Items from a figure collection
>> Begin

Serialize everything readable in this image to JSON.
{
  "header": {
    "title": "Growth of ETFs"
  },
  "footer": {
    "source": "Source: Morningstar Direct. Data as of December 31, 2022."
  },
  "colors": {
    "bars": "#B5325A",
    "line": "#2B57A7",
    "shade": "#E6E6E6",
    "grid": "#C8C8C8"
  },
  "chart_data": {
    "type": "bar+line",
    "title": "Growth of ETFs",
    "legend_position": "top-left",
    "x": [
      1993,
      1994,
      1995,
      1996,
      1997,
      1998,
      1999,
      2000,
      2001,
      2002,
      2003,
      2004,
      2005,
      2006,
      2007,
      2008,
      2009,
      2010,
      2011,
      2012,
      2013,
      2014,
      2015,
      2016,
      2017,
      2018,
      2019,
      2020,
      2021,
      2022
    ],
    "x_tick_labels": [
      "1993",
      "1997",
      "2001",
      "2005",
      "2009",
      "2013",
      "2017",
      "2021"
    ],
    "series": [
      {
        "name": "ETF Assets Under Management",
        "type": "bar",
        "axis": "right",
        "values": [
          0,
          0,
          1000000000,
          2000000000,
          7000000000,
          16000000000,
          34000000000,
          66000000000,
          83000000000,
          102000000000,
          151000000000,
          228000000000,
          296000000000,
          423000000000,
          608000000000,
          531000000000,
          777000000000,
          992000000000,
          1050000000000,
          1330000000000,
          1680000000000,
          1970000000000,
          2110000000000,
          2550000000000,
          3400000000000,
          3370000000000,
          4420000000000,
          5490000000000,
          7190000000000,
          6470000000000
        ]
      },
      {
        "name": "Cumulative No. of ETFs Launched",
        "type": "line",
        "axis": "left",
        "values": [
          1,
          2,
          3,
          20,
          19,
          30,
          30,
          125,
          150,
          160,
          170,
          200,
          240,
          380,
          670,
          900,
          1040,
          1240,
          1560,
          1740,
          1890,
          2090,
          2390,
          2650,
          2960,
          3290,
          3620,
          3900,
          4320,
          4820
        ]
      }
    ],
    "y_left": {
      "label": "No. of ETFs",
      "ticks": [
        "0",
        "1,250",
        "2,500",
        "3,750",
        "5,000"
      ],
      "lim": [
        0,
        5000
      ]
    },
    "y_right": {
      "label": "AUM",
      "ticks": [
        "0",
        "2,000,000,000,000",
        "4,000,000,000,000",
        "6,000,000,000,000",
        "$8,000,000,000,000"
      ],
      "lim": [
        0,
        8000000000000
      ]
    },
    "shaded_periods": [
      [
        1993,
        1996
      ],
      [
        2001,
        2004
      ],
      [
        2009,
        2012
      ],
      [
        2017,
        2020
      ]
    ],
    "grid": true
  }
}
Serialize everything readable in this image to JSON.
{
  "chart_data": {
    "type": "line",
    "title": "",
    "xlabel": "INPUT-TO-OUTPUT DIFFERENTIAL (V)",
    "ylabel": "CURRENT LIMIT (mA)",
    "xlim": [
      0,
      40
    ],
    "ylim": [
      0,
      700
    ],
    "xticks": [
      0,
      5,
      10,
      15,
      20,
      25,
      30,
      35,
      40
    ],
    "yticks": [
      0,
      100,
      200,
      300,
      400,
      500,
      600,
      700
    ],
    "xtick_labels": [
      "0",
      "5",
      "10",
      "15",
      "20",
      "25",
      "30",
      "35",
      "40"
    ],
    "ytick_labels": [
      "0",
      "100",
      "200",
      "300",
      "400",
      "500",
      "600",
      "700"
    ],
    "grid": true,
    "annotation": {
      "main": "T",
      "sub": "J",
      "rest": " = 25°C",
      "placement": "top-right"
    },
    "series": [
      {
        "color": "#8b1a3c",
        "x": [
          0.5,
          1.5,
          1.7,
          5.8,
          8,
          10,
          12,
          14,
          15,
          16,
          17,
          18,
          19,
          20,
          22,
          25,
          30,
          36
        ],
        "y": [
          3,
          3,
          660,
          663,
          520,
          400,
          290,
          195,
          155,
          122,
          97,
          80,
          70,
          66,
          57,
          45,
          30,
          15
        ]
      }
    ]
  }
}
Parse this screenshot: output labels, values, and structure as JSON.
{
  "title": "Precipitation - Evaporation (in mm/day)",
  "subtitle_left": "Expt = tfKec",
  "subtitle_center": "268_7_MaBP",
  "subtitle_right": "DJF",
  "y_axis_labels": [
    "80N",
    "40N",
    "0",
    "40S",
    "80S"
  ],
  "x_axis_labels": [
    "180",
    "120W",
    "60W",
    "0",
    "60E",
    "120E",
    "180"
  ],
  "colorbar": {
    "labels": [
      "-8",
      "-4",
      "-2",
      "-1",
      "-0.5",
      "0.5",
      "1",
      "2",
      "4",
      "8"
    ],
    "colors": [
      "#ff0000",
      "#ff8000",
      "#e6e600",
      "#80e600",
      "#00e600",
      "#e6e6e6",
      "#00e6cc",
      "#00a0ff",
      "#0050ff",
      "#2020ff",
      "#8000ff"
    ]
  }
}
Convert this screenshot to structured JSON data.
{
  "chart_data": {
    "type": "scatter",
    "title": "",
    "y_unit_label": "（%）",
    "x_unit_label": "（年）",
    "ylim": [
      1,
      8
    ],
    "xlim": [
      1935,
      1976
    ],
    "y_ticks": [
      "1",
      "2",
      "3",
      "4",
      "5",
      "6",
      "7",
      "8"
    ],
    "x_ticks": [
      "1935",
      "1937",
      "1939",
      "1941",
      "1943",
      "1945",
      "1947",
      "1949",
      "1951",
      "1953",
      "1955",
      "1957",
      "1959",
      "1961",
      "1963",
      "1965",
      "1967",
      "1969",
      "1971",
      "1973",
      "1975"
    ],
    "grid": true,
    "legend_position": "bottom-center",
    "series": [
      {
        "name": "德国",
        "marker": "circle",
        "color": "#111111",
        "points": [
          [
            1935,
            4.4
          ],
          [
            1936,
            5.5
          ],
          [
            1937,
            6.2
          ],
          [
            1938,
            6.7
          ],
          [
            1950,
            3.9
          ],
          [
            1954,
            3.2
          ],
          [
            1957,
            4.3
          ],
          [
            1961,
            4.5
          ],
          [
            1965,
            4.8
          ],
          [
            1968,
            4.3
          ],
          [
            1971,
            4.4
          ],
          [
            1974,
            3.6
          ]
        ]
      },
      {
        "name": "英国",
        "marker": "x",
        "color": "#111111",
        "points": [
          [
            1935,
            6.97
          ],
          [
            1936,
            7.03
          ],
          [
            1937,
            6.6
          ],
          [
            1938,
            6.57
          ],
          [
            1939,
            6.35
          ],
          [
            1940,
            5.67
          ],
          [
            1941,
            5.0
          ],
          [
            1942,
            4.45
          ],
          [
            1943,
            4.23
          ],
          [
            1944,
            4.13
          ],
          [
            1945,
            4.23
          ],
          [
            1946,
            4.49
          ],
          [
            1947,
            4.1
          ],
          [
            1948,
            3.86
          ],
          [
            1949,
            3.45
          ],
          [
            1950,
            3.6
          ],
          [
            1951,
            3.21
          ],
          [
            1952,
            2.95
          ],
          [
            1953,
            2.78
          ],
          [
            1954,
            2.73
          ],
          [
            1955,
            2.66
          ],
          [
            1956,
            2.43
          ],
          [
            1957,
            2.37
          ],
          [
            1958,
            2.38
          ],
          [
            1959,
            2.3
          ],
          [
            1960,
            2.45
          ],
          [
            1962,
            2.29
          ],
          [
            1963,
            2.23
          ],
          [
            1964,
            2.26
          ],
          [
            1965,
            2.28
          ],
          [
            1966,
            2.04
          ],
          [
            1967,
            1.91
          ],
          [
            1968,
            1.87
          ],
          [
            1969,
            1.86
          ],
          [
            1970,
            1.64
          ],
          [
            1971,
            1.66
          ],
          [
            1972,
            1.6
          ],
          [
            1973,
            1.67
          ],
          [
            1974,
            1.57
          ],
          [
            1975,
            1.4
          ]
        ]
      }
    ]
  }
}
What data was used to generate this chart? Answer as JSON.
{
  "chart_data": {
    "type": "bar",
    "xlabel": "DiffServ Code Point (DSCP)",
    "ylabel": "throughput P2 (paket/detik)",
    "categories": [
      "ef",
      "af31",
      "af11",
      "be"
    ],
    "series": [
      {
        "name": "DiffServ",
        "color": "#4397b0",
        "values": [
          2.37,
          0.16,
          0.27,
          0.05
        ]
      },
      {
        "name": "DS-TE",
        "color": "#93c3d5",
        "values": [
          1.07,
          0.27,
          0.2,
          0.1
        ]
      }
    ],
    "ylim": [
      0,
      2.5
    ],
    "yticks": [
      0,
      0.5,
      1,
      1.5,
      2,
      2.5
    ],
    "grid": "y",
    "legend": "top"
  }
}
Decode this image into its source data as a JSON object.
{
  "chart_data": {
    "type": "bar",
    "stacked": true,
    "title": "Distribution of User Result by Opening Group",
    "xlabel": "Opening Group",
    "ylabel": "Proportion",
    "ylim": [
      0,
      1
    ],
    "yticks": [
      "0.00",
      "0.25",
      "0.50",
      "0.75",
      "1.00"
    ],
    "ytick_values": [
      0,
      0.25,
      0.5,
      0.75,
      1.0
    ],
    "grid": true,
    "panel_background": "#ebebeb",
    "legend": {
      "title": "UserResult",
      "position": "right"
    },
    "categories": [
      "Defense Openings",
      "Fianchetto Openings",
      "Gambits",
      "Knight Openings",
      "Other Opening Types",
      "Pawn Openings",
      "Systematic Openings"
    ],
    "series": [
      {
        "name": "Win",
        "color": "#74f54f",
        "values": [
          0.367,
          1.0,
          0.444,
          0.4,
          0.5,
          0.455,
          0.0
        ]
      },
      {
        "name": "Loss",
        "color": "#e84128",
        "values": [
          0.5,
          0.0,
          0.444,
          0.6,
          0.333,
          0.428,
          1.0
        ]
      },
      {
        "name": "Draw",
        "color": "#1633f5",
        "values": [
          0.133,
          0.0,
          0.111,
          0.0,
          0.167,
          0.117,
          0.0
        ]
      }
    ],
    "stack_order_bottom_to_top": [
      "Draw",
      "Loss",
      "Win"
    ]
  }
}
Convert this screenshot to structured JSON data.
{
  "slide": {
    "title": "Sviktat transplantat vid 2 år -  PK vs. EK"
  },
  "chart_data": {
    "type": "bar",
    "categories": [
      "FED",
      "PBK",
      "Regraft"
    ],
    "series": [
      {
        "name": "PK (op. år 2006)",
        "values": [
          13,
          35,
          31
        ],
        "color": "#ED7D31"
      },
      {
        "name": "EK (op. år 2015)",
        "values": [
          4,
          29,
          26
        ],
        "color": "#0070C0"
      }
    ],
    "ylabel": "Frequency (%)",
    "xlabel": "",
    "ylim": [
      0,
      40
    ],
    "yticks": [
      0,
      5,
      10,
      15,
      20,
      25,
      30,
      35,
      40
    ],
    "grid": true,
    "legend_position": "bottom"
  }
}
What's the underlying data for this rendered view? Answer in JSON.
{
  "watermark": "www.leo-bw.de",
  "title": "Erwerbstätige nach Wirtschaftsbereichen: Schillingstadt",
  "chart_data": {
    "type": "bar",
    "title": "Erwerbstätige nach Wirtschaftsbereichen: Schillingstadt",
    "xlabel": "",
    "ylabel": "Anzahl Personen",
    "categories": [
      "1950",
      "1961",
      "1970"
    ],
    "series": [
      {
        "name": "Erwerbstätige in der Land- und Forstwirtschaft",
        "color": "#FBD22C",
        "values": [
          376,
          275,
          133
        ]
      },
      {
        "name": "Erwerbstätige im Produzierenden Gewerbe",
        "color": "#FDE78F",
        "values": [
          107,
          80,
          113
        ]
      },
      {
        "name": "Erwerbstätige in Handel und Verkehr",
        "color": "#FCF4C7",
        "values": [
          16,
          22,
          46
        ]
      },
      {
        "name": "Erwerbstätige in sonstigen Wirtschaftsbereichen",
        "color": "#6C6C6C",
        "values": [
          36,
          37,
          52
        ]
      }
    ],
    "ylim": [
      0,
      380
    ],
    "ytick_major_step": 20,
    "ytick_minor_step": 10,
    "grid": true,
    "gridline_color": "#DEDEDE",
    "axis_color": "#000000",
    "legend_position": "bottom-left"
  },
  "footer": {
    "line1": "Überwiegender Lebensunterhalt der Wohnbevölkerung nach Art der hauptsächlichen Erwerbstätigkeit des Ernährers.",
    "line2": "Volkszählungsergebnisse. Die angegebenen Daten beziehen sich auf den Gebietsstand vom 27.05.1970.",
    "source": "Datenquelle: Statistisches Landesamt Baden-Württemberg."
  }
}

>> End

Go through the material and select each line with the string "this" in it.

Serialize everything readable in this image to JSON.
Serialize everything readable in this image to JSON.
Parse this screenshot: output labels, values, and structure as JSON.
Convert this screenshot to structured JSON data.
What data was used to generate this chart? Answer as JSON.
Decode this image into its source data as a JSON object.
Convert this screenshot to structured JSON data.
What's the underlying data for this rendered view? Answer in JSON.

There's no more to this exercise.